◆ EXERCISE DIRECTIONS ◆
All of the material below is to be returned exactly.

◆ MATERIAL TO PROCESS ◆
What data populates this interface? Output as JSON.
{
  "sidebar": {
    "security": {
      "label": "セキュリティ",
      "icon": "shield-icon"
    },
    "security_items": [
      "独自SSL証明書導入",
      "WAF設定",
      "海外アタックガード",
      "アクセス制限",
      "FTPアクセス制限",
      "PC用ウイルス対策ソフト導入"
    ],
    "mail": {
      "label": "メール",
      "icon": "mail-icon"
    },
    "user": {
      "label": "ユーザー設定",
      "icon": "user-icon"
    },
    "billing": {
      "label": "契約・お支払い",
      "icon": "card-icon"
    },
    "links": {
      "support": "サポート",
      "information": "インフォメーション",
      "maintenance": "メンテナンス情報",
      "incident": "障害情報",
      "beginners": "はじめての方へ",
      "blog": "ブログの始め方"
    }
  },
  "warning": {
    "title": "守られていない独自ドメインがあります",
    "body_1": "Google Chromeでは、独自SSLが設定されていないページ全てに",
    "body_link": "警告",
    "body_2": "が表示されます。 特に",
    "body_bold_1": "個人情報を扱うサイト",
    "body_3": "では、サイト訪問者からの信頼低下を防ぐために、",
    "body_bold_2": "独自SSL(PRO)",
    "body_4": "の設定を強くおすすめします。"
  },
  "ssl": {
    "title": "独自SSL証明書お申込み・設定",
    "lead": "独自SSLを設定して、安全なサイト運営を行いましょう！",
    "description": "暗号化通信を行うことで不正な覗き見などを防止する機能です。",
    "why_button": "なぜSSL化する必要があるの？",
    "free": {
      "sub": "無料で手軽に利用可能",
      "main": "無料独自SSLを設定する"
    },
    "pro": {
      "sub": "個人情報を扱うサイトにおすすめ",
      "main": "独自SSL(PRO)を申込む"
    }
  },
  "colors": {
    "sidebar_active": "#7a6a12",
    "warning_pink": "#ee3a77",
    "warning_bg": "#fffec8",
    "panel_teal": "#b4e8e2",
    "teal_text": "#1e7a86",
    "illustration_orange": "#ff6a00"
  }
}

◆ TASK SOLUTION ◆
What data populates this interface? Output as JSON.
{
  "sidebar": {
    "security": {
      "label": "セキュリティ",
      "icon": "shield-icon"
    },
    "security_items": [
      "独自SSL証明書導入",
      "WAF設定",
      "海外アタックガード",
      "アクセス制限",
      "FTPアクセス制限",
      "PC用ウイルス対策ソフト導入"
    ],
    "mail": {
      "label": "メール",
      "icon": "mail-icon"
    },
    "user": {
      "label": "ユーザー設定",
      "icon": "user-icon"
    },
    "billing": {
      "label": "契約・お支払い",
      "icon": "card-icon"
    },
    "links": {
      "support": "サポート",
      "information": "インフォメーション",
      "maintenance": "メンテナンス情報",
      "incident": "障害情報",
      "beginners": "はじめての方へ",
      "blog": "ブログの始め方"
    }
  },
  "warning": {
    "title": "守られていない独自ドメインがあります",
    "body_1": "Google Chromeでは、独自SSLが設定されていないページ全てに",
    "body_link": "警告",
    "body_2": "が表示されます。 特に",
    "body_bold_1": "個人情報を扱うサイト",
    "body_3": "では、サイト訪問者からの信頼低下を防ぐために、",
    "body_bold_2": "独自SSL(PRO)",
    "body_4": "の設定を強くおすすめします。"
  },
  "ssl": {
    "title": "独自SSL証明書お申込み・設定",
    "lead": "独自SSLを設定して、安全なサイト運営を行いましょう！",
    "description": "暗号化通信を行うことで不正な覗き見などを防止する機能です。",
    "why_button": "なぜSSL化する必要があるの？",
    "free": {
      "sub": "無料で手軽に利用可能",
      "main": "無料独自SSLを設定する"
    },
    "pro": {
      "sub": "個人情報を扱うサイトにおすすめ",
      "main": "独自SSL(PRO)を申込む"
    }
  },
  "colors": {
    "sidebar_active": "#7a6a12",
    "warning_pink": "#ee3a77",
    "warning_bg": "#fffec8",
    "panel_teal": "#b4e8e2",
    "teal_text": "#1e7a86",
    "illustration_orange": "#ff6a00"
  }
}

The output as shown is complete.